### PROMPT
Write out every record below exactly as it appears.
=== MATERIAL TO PROCESS ===
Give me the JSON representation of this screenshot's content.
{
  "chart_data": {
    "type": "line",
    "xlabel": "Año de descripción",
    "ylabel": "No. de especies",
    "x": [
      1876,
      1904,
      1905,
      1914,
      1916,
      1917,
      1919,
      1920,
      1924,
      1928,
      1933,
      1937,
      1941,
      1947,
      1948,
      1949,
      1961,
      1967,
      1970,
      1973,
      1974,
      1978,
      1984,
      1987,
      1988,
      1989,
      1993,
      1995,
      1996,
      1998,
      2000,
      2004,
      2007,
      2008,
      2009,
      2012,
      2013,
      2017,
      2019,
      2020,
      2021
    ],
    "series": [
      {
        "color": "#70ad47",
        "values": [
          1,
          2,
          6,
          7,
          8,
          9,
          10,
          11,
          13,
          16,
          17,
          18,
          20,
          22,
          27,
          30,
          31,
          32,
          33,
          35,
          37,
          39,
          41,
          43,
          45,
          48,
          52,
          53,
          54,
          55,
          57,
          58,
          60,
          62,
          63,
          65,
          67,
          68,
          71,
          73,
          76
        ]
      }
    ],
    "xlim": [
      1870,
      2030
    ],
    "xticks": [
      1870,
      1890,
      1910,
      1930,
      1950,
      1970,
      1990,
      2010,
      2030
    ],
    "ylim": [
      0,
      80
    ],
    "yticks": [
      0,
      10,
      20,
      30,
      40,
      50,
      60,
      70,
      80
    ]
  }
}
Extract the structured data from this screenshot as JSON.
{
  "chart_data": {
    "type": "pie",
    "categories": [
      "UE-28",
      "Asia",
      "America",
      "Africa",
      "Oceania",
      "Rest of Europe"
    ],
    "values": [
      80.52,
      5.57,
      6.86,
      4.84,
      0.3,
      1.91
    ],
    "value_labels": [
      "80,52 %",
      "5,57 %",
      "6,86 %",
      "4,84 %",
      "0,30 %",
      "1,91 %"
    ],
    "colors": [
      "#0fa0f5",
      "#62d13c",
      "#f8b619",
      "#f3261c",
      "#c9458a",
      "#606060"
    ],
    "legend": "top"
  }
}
===
### COMPLETED EXERCISE
Give me the JSON representation of this screenshot's content.
{
  "chart_data": {
    "type": "line",
    "xlabel": "Año de descripción",
    "ylabel": "No. de especies",
    "x": [
      1876,
      1904,
      1905,
      1914,
      1916,
      1917,
      1919,
      1920,
      1924,
      1928,
      1933,
      1937,
      1941,
      1947,
      1948,
      1949,
      1961,
      1967,
      1970,
      1973,
      1974,
      1978,
      1984,
      1987,
      1988,
      1989,
      1993,
      1995,
      1996,
      1998,
      2000,
      2004,
      2007,
      2008,
      2009,
      2012,
      2013,
      2017,
      2019,
      2020,
      2021
    ],
    "series": [
      {
        "color": "#70ad47",
        "values": [
          1,
          2,
          6,
          7,
          8,
          9,
          10,
          11,
          13,
          16,
          17,
          18,
          20,
          22,
          27,
          30,
          31,
          32,
          33,
          35,
          37,
          39,
          41,
          43,
          45,
          48,
          52,
          53,
          54,
          55,
          57,
          58,
          60,
          62,
          63,
          65,
          67,
          68,
          71,
          73,
          76
        ]
      }
    ],
    "xlim": [
      1870,
      2030
    ],
    "xticks": [
      1870,
      1890,
      1910,
      1930,
      1950,
      1970,
      1990,
      2010,
      2030
    ],
    "ylim": [
      0,
      80
    ],
    "yticks": [
      0,
      10,
      20,
      30,
      40,
      50,
      60,
      70,
      80
    ]
  }
}
Extract the structured data from this screenshot as JSON.
{
  "chart_data": {
    "type": "pie",
    "categories": [
      "UE-28",
      "Asia",
      "America",
      "Africa",
      "Oceania",
      "Rest of Europe"
    ],
    "values": [
      80.52,
      5.57,
      6.86,
      4.84,
      0.3,
      1.91
    ],
    "value_labels": [
      "80,52 %",
      "5,57 %",
      "6,86 %",
      "4,84 %",
      "0,30 %",
      "1,91 %"
    ],
    "colors": [
      "#0fa0f5",
      "#62d13c",
      "#f8b619",
      "#f3261c",
      "#c9458a",
      "#606060"
    ],
    "legend": "top"
  }
}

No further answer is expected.